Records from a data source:
☆ ☆ ☆

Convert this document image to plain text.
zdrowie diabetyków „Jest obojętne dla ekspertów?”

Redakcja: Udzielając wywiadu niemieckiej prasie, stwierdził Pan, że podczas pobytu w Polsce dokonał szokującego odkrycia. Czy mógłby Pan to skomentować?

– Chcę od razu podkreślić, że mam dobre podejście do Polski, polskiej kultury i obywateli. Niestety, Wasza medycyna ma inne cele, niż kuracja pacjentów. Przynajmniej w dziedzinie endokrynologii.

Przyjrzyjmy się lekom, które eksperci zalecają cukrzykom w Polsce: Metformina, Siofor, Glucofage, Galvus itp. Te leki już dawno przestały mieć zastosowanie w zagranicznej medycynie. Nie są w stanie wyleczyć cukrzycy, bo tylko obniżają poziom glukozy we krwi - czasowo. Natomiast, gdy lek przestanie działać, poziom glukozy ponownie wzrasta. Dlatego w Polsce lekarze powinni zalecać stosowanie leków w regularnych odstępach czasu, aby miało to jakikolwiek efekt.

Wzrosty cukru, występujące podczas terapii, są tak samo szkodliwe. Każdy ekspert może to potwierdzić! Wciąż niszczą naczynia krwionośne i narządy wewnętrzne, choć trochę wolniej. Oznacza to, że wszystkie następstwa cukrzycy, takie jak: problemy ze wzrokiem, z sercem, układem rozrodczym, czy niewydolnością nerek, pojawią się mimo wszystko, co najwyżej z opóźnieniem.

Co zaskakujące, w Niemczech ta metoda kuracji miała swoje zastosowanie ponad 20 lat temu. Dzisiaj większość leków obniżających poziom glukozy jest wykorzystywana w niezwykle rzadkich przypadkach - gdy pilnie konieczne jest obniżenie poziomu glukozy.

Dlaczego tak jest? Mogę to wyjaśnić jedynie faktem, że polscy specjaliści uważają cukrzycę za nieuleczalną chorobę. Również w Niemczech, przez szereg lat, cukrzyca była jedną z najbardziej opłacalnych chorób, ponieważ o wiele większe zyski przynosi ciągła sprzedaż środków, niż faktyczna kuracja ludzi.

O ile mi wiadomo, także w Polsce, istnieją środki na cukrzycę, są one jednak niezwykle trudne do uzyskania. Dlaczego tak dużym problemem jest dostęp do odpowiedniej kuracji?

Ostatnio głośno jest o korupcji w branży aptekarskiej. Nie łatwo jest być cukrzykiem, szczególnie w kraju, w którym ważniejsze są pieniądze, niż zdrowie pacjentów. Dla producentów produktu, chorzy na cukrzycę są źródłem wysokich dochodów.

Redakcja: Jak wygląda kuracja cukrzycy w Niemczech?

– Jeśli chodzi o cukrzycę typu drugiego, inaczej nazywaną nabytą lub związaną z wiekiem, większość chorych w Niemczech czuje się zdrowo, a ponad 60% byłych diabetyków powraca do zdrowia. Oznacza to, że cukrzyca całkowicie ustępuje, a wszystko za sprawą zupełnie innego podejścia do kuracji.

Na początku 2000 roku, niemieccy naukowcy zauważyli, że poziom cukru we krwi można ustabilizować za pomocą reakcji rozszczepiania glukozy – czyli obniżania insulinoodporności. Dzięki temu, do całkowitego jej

☆ ☆ ☆

Check every line of the data above for the string "wszystko", and copy those that have it.

Wzrosty cukru, występujące podczas terapii, są tak samo szkodliwe. Każdy ekspert może to potwierdzić! Wciąż niszczą naczynia krwionośne i narządy wewnętrzne, choć trochę wolniej. Oznacza to, że wszystkie następstwa cukrzycy, takie jak: problemy ze wzrokiem, z sercem, układem rozrodczym, czy niewydolnością nerek, pojawią się mimo wszystko, co najwyżej z opóźnieniem.
– Jeśli chodzi o cukrzycę typu drugiego, inaczej nazywaną nabytą lub związaną z wiekiem, większość chorych w Niemczech czuje się zdrowo, a ponad 60% byłych diabetyków powraca do zdrowia. Oznacza to, że cukrzyca całkowicie ustępuje, a wszystko za sprawą zupełnie innego podejścia do kuracji.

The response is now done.